Look through the material below for "title". Copy every line that contains it.

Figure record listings
::::::
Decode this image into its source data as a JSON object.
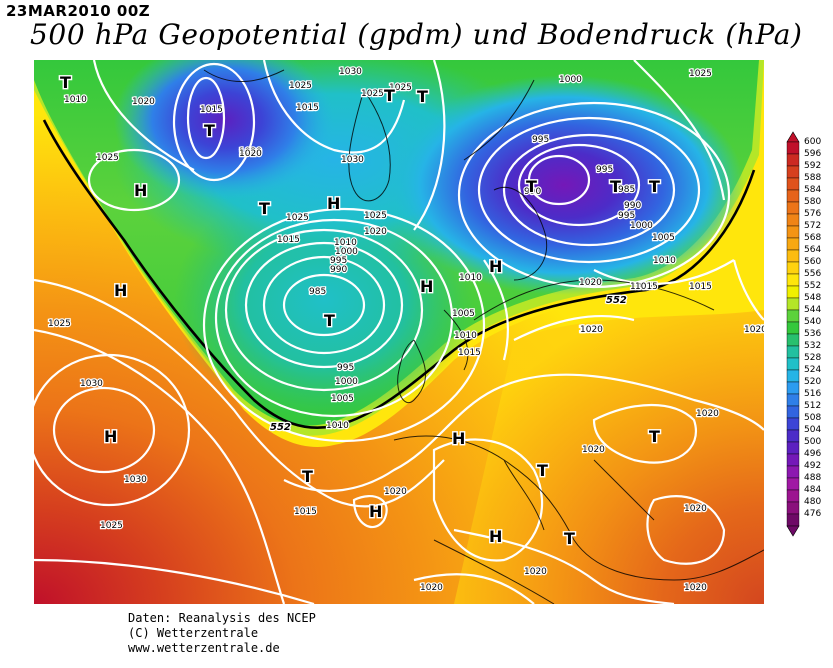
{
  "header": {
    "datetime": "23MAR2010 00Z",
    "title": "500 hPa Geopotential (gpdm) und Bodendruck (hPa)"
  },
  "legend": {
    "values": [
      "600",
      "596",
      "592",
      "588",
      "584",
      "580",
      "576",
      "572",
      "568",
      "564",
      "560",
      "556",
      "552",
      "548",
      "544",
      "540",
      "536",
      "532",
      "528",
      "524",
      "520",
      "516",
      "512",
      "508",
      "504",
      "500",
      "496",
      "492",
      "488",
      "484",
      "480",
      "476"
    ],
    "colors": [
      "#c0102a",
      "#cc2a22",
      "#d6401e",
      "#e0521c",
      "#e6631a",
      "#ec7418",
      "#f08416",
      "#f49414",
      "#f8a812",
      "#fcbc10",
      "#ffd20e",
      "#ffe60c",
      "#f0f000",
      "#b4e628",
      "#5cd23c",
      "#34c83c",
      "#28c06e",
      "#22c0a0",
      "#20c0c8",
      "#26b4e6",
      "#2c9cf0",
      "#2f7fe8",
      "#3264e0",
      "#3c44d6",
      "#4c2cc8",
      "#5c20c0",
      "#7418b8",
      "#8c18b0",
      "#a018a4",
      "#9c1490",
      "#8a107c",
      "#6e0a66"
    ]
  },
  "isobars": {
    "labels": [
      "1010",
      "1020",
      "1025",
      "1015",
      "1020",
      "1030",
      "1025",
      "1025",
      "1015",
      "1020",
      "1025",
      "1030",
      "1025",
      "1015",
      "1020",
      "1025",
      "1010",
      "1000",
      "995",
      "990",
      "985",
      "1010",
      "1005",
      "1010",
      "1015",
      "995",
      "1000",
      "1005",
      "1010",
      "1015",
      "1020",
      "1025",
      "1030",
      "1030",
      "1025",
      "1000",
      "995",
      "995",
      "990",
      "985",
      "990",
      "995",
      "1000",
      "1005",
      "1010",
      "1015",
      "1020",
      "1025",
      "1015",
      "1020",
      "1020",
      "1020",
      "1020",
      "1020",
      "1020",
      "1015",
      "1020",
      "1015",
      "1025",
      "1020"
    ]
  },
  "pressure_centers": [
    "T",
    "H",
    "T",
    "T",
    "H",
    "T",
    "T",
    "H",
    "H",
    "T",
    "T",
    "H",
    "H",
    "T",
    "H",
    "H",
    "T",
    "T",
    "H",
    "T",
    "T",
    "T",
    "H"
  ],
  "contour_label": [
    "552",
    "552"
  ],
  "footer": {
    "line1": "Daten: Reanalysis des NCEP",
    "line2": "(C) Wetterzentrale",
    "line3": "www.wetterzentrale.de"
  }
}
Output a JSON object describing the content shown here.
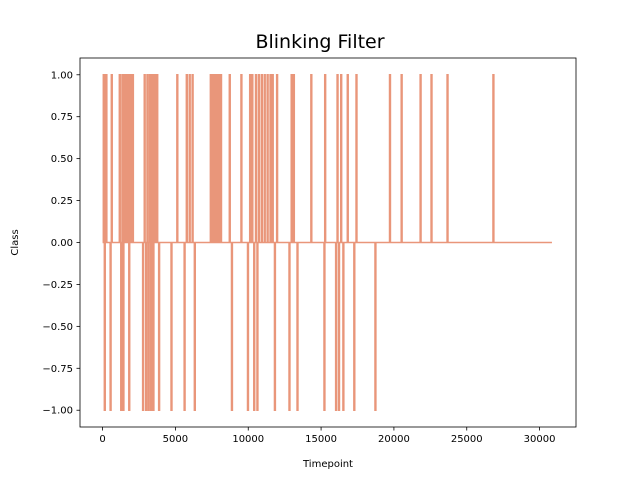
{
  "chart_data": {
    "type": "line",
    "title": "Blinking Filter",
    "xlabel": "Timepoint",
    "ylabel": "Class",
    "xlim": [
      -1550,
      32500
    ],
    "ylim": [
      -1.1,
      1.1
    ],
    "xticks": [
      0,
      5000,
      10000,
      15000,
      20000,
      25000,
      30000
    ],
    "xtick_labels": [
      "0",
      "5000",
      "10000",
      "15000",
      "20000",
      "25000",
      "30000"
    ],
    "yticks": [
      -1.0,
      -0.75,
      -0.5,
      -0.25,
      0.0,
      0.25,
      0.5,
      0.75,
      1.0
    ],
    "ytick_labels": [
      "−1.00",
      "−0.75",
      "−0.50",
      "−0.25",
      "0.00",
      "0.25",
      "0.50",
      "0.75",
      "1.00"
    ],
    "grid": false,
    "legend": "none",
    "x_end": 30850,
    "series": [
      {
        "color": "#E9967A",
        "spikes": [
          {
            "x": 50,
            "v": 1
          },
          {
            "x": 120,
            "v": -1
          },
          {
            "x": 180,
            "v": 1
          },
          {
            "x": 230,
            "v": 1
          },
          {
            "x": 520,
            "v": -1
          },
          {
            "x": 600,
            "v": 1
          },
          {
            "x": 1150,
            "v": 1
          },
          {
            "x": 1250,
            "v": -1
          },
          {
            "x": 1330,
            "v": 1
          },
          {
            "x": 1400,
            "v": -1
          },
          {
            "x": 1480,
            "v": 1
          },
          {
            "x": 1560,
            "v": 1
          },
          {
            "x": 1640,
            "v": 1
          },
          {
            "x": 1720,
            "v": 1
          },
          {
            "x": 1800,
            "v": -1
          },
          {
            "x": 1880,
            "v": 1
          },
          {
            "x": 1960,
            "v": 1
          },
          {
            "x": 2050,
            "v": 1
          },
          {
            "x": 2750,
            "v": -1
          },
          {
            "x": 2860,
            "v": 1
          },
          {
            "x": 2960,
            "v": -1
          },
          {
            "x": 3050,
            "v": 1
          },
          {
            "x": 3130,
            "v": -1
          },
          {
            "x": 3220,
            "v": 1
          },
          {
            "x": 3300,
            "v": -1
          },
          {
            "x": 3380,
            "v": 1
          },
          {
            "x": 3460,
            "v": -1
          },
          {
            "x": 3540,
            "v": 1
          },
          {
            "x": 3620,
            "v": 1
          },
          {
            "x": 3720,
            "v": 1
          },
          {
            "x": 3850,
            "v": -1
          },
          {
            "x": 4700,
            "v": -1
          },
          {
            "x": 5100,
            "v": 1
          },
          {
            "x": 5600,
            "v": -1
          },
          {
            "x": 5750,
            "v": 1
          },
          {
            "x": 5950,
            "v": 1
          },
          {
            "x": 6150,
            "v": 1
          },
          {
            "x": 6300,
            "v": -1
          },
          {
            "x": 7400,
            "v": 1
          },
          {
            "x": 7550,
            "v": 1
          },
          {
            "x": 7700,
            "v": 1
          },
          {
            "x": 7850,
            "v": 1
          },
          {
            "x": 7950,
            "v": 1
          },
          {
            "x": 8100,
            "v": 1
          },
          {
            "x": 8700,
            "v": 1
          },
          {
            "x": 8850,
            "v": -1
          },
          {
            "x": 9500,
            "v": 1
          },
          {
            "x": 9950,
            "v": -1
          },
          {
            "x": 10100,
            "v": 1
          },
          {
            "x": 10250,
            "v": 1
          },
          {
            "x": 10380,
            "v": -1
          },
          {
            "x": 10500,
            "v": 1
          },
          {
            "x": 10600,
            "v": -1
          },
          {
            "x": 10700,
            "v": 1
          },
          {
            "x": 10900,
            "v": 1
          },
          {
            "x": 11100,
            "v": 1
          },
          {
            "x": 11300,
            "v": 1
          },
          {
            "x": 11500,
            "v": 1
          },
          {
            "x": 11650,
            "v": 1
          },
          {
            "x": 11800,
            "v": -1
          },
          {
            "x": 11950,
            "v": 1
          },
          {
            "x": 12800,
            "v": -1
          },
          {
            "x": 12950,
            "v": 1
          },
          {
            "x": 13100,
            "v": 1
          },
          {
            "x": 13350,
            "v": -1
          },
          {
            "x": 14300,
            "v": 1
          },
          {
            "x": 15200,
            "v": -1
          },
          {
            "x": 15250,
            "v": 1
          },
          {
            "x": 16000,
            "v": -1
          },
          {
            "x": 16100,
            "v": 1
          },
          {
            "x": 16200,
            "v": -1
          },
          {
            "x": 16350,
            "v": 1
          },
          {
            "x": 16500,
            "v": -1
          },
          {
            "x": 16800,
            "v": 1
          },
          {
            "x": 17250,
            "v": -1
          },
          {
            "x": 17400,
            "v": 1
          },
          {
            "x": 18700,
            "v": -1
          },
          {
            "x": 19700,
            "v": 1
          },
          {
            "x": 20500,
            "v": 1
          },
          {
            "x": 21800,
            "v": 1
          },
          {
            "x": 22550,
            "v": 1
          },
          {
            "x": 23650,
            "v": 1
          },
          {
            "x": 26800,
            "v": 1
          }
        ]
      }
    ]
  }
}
::::::
### FINISHED EXERCISE
    "title": "500 hPa Geopotential (gpdm) und Bodendruck (hPa)"
    "title": "Blinking Filter",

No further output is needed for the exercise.